▼

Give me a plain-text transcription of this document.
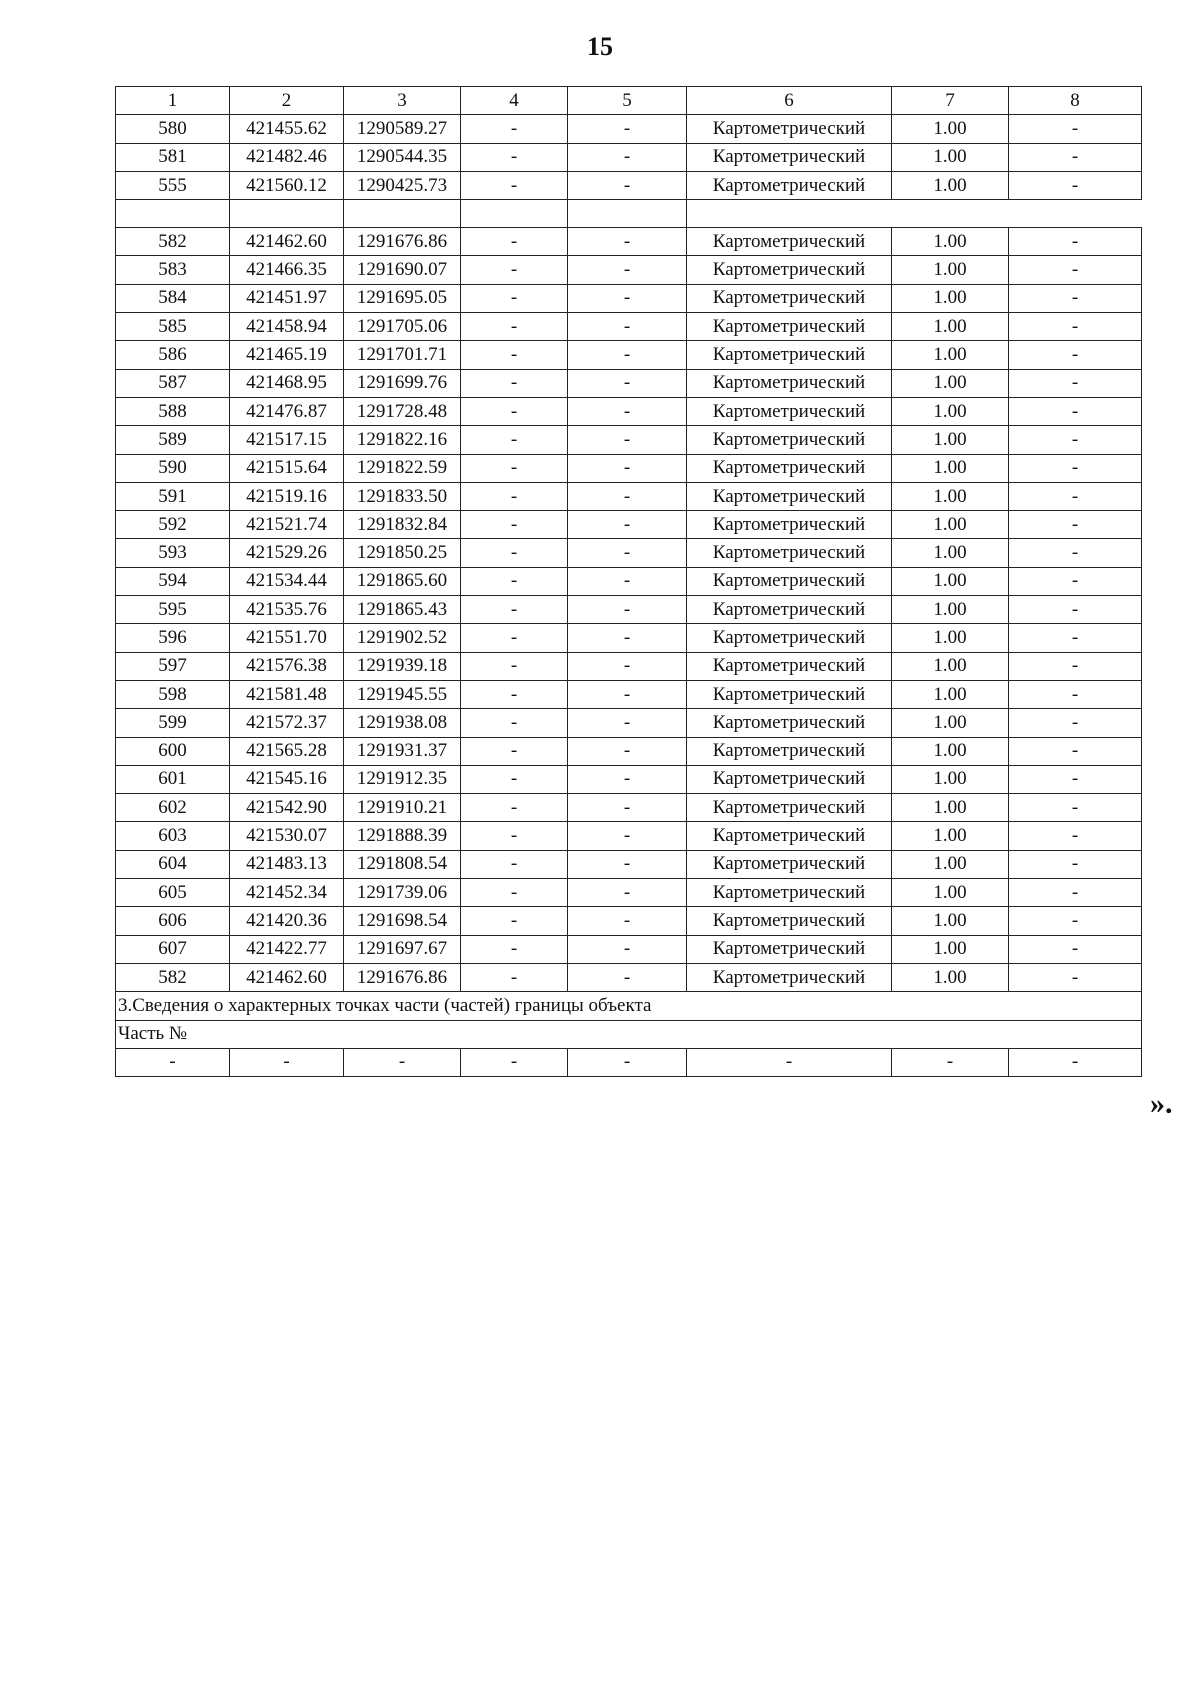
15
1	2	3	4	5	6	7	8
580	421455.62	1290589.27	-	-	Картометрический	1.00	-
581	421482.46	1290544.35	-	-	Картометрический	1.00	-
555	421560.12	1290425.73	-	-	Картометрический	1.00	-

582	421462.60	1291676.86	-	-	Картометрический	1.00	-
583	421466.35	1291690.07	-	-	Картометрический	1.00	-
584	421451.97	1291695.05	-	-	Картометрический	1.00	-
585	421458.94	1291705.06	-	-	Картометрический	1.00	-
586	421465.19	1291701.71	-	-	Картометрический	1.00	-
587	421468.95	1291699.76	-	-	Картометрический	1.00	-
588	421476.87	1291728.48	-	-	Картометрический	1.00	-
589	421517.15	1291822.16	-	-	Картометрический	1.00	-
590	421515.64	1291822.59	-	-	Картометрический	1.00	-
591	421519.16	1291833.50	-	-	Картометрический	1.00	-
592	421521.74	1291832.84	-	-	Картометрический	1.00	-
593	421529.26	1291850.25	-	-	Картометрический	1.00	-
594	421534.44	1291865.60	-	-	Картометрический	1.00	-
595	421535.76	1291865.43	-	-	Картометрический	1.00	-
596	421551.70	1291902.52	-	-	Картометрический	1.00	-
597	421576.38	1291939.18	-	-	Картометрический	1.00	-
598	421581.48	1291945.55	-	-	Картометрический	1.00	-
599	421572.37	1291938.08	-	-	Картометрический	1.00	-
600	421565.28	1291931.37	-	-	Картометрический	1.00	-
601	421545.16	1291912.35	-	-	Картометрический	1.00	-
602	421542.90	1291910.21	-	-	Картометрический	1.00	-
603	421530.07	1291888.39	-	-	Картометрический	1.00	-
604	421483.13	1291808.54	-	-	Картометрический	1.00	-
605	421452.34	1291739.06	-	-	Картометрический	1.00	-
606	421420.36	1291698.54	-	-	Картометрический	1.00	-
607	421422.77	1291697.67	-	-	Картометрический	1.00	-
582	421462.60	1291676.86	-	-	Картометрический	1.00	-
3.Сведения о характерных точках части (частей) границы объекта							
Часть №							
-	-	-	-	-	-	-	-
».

▲

> _What is expected_
Retype every entry verbatim and exclude the pictures from the copy.

> _Expected answer_
Give me a plain-text transcription of this document.
15
1	2	3	4	5	6	7	8
580	421455.62	1290589.27	-	-	Картометрический	1.00	-
581	421482.46	1290544.35	-	-	Картометрический	1.00	-
555	421560.12	1290425.73	-	-	Картометрический	1.00	-

582	421462.60	1291676.86	-	-	Картометрический	1.00	-
583	421466.35	1291690.07	-	-	Картометрический	1.00	-
584	421451.97	1291695.05	-	-	Картометрический	1.00	-
585	421458.94	1291705.06	-	-	Картометрический	1.00	-
586	421465.19	1291701.71	-	-	Картометрический	1.00	-
587	421468.95	1291699.76	-	-	Картометрический	1.00	-
588	421476.87	1291728.48	-	-	Картометрический	1.00	-
589	421517.15	1291822.16	-	-	Картометрический	1.00	-
590	421515.64	1291822.59	-	-	Картометрический	1.00	-
591	421519.16	1291833.50	-	-	Картометрический	1.00	-
592	421521.74	1291832.84	-	-	Картометрический	1.00	-
593	421529.26	1291850.25	-	-	Картометрический	1.00	-
594	421534.44	1291865.60	-	-	Картометрический	1.00	-
595	421535.76	1291865.43	-	-	Картометрический	1.00	-
596	421551.70	1291902.52	-	-	Картометрический	1.00	-
597	421576.38	1291939.18	-	-	Картометрический	1.00	-
598	421581.48	1291945.55	-	-	Картометрический	1.00	-
599	421572.37	1291938.08	-	-	Картометрический	1.00	-
600	421565.28	1291931.37	-	-	Картометрический	1.00	-
601	421545.16	1291912.35	-	-	Картометрический	1.00	-
602	421542.90	1291910.21	-	-	Картометрический	1.00	-
603	421530.07	1291888.39	-	-	Картометрический	1.00	-
604	421483.13	1291808.54	-	-	Картометрический	1.00	-
605	421452.34	1291739.06	-	-	Картометрический	1.00	-
606	421420.36	1291698.54	-	-	Картометрический	1.00	-
607	421422.77	1291697.67	-	-	Картометрический	1.00	-
582	421462.60	1291676.86	-	-	Картометрический	1.00	-
3.Сведения о характерных точках части (частей) границы объекта							
Часть №							
-	-	-	-	-	-	-	-
».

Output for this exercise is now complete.